[BEGIN Data shown]
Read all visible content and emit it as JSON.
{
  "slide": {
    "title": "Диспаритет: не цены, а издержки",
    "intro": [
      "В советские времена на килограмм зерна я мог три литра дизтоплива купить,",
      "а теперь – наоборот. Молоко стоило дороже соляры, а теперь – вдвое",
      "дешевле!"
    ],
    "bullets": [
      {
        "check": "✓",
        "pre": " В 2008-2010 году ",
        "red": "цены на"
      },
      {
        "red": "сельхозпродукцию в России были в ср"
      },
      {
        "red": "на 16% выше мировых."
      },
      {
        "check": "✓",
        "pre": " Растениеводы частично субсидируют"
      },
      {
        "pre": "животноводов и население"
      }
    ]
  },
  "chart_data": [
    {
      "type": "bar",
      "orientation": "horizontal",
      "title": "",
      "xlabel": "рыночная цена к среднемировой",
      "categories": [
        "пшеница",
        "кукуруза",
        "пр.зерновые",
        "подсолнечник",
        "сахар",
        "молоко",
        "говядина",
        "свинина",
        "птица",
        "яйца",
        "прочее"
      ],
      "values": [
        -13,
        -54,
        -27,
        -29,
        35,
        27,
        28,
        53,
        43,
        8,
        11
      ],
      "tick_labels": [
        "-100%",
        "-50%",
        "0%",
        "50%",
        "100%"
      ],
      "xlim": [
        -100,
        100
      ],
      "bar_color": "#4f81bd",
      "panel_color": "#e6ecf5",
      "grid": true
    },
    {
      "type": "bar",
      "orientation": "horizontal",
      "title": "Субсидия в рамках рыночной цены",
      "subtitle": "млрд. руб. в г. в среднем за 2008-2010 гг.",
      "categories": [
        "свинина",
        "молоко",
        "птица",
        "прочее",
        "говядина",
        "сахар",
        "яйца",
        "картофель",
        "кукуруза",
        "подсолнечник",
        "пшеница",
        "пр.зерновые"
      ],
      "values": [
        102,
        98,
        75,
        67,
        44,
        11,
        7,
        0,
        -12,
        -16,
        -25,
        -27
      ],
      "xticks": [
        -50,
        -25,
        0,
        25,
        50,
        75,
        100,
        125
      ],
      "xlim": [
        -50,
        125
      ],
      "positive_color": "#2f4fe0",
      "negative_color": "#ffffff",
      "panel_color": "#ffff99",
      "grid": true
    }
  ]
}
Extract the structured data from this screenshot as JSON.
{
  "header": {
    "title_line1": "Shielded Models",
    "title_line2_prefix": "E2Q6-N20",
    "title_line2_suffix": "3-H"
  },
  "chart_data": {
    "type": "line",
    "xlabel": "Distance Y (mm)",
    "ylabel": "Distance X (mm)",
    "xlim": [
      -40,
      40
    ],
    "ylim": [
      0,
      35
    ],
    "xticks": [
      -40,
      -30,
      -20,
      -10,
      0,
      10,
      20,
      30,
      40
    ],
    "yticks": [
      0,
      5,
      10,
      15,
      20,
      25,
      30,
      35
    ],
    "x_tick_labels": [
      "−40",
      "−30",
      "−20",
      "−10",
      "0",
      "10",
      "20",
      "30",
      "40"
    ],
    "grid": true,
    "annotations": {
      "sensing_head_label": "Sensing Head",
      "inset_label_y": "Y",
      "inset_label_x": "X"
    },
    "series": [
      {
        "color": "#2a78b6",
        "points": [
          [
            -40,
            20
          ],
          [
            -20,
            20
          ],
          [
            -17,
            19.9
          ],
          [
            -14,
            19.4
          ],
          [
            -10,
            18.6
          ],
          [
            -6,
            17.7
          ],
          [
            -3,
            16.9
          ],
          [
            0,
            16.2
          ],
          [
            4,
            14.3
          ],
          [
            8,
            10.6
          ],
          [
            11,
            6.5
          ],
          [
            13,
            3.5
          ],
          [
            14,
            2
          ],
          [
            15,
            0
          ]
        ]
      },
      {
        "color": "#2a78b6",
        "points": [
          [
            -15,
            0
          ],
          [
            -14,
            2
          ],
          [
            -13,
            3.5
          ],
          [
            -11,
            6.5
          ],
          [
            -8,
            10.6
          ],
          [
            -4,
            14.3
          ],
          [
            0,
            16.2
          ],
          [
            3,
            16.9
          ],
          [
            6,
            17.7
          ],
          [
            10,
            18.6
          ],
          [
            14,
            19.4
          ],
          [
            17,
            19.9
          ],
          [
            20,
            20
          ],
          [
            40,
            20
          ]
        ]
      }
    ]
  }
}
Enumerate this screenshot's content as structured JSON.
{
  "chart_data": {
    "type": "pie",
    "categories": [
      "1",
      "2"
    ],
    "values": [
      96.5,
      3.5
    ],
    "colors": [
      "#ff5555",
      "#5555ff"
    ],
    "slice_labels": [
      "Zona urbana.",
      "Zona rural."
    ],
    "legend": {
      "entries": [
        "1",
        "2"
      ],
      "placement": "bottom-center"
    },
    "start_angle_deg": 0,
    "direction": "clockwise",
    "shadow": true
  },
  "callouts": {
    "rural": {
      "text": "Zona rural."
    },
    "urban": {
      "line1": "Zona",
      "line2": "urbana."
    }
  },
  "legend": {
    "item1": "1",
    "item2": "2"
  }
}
[END Data shown]
### Directions
Lines containing the word "structured" must all be returned from the material above.

### Answer to the exercise
Extract the structured data from this screenshot as JSON.
Enumerate this screenshot's content as structured JSON.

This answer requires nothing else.